(WHAT IS NEEDED)
Everything in the listing should be restated word for word.

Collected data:
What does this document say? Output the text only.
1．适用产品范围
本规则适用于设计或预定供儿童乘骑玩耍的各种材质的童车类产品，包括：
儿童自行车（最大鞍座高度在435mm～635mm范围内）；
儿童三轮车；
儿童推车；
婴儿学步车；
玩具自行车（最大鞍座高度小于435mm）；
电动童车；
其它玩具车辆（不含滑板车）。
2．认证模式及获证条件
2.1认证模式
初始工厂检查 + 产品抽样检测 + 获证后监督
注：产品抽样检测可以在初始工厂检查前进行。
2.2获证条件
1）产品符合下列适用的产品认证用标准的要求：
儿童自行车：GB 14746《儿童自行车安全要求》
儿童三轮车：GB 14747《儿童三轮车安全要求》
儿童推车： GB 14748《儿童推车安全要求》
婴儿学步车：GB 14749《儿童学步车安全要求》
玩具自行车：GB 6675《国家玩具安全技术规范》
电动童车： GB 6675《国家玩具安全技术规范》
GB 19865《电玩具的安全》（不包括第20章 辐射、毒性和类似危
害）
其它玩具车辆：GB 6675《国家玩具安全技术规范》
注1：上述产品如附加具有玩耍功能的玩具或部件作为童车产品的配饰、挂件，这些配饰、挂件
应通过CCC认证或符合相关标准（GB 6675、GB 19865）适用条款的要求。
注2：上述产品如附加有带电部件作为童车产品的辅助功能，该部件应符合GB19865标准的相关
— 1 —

(WRITTEN RESPONSE)
What does this document say? Output the text only.
1．适用产品范围
本规则适用于设计或预定供儿童乘骑玩耍的各种材质的童车类产品，包括：
儿童自行车（最大鞍座高度在435mm～635mm范围内）；
儿童三轮车；
儿童推车；
婴儿学步车；
玩具自行车（最大鞍座高度小于435mm）；
电动童车；
其它玩具车辆（不含滑板车）。
2．认证模式及获证条件
2.1认证模式
初始工厂检查 + 产品抽样检测 + 获证后监督
注：产品抽样检测可以在初始工厂检查前进行。
2.2获证条件
1）产品符合下列适用的产品认证用标准的要求：
儿童自行车：GB 14746《儿童自行车安全要求》
儿童三轮车：GB 14747《儿童三轮车安全要求》
儿童推车： GB 14748《儿童推车安全要求》
婴儿学步车：GB 14749《儿童学步车安全要求》
玩具自行车：GB 6675《国家玩具安全技术规范》
电动童车： GB 6675《国家玩具安全技术规范》
GB 19865《电玩具的安全》（不包括第20章 辐射、毒性和类似危
害）
其它玩具车辆：GB 6675《国家玩具安全技术规范》
注1：上述产品如附加具有玩耍功能的玩具或部件作为童车产品的配饰、挂件，这些配饰、挂件
应通过CCC认证或符合相关标准（GB 6675、GB 19865）适用条款的要求。
注2：上述产品如附加有带电部件作为童车产品的辅助功能，该部件应符合GB19865标准的相关
— 1 —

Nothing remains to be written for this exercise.